Enumera, en el orden en que aparecen, las etapas que el texto sobre el perdón atribuye a la recepción del perdón de Dios por parte de un creyente en el reino.

▶ TEXTO PROPORCIONADO
=-=-=-=-=

En el estudio de la técnica para recibir el perdón de Dios es donde se encuentra revelada la obtención de la rectitud del reino. La fe es el precio que pagáis por entrar en la familia de Dios; pero el perdón es el acto de Dios que acepta vuestra fe como precio de admisión. Y la recepción del perdón de Dios por parte de un creyente en el reino implica una experiencia precisa y real, que consiste en las cuatro etapas siguientes, las etapas del reino de la rectitud interior:
- El hombre dispone realmente del perdón de Dios, y lo experimenta personalmente, en la medida exacta en que perdona a sus semejantes{37}.
- El hombre no perdona de verdad a sus semejantes a menos que los ame como a sí mismo.
- Amar así al prójimo como a sí mismo{38} es la ética más elevada.
- La conducta moral, la verdadera rectitud, se convierte entonces en el resultado natural de ese amor. (UB 170:3.3-7)
¿Quizás sólo exista la experiencia del verdadero perdón para hablar dignamente de perdón? No perdonamos con los labios ni con el corazón, sino con todo nuestro ser. Llama tanto a nuestra plenitud que tirar de su hilo de Ariadna es entrar en la espiritualidad en plenitud. Todos los valores elevados están contenidos en él. En este sentido, el perdón no es un acto, aunque lo contenga, y menos aún el olvido de una ofensa. Salvo la amnesia, nada se olvida y menos aquello que hiere al alma hasta el punto de tener que perdonar.
Tomemos el hilo de Ariadna. La fe es necesaria y suficiente para entrar al Reino de los Cielos. Una fe confiada como la confianza de un niño: infantil pero no infantil. Este matiz implica sin decirlo la consideración del Padre hacia nosotros. La confianza de un niño en sus padres es una manera de crecer. Lo elevan, lo dirigen hacia una meta que no puede alcanzar: la más alta eminencia de sí mismo. Nuestra fe infantil puesta en manos celestiales adquiere la misma sencillez de ser, la sencillez de la autounidad donde el crecimiento del alma se produce más allá de la duplicidad. Estamos seguros (¿dónde lo sabemos?) de que esta confianza infantil es el medio por el cual el Padre dirige nuestro crecimiento espiritual hacia la quintaesencia de nosotros mismos. Nos dejamos modelar, confiando en que ese modelaje es para nuestro bien.

=-=-=-=-=

▶ DATOS DISPONIBLES
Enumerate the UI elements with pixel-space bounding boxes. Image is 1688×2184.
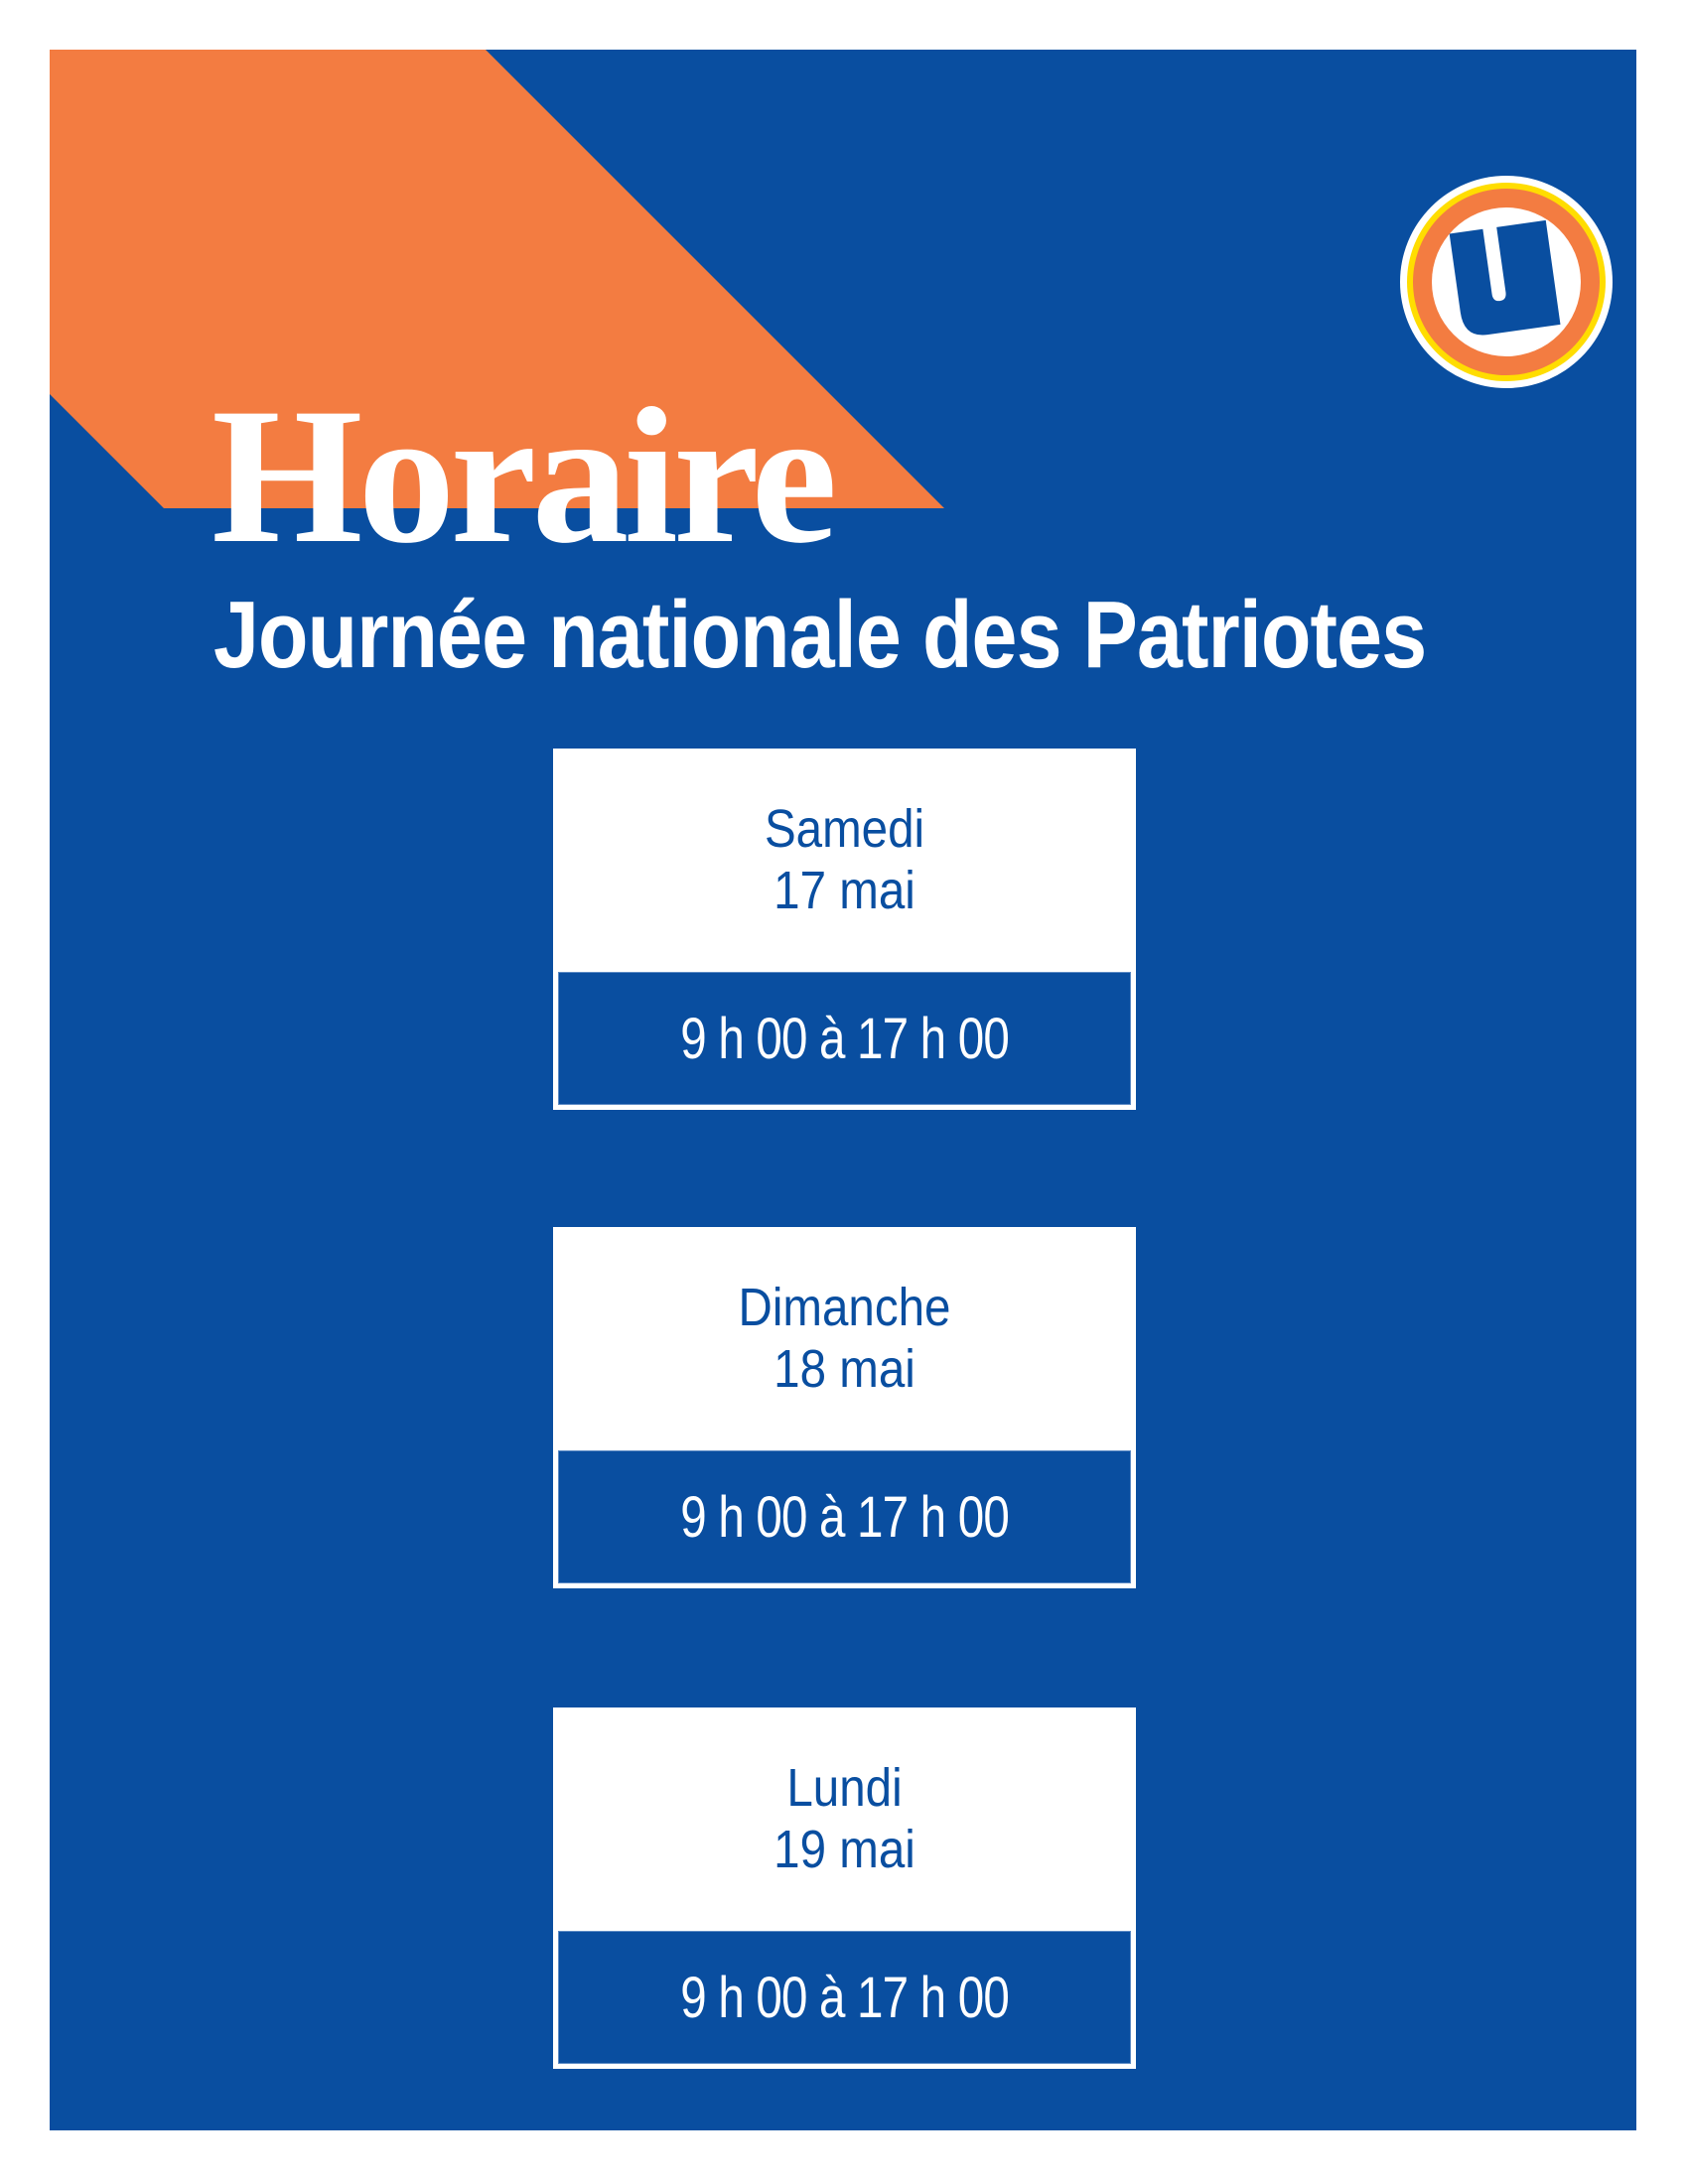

=-=-=-=-=

▶ TAREA RESUELTA
1. El hombre dispone realmente del perdón de Dios, y lo experimenta personalmente, en la medida exacta en que perdona a sus semejantes.
2. El hombre no perdona de verdad a sus semejantes a menos que los ame como a sí mismo.
3. Amar así al prójimo como a sí mismo es la ética más elevada.
4. La conducta moral, la verdadera rectitud, se convierte entonces en el resultado natural de ese amor.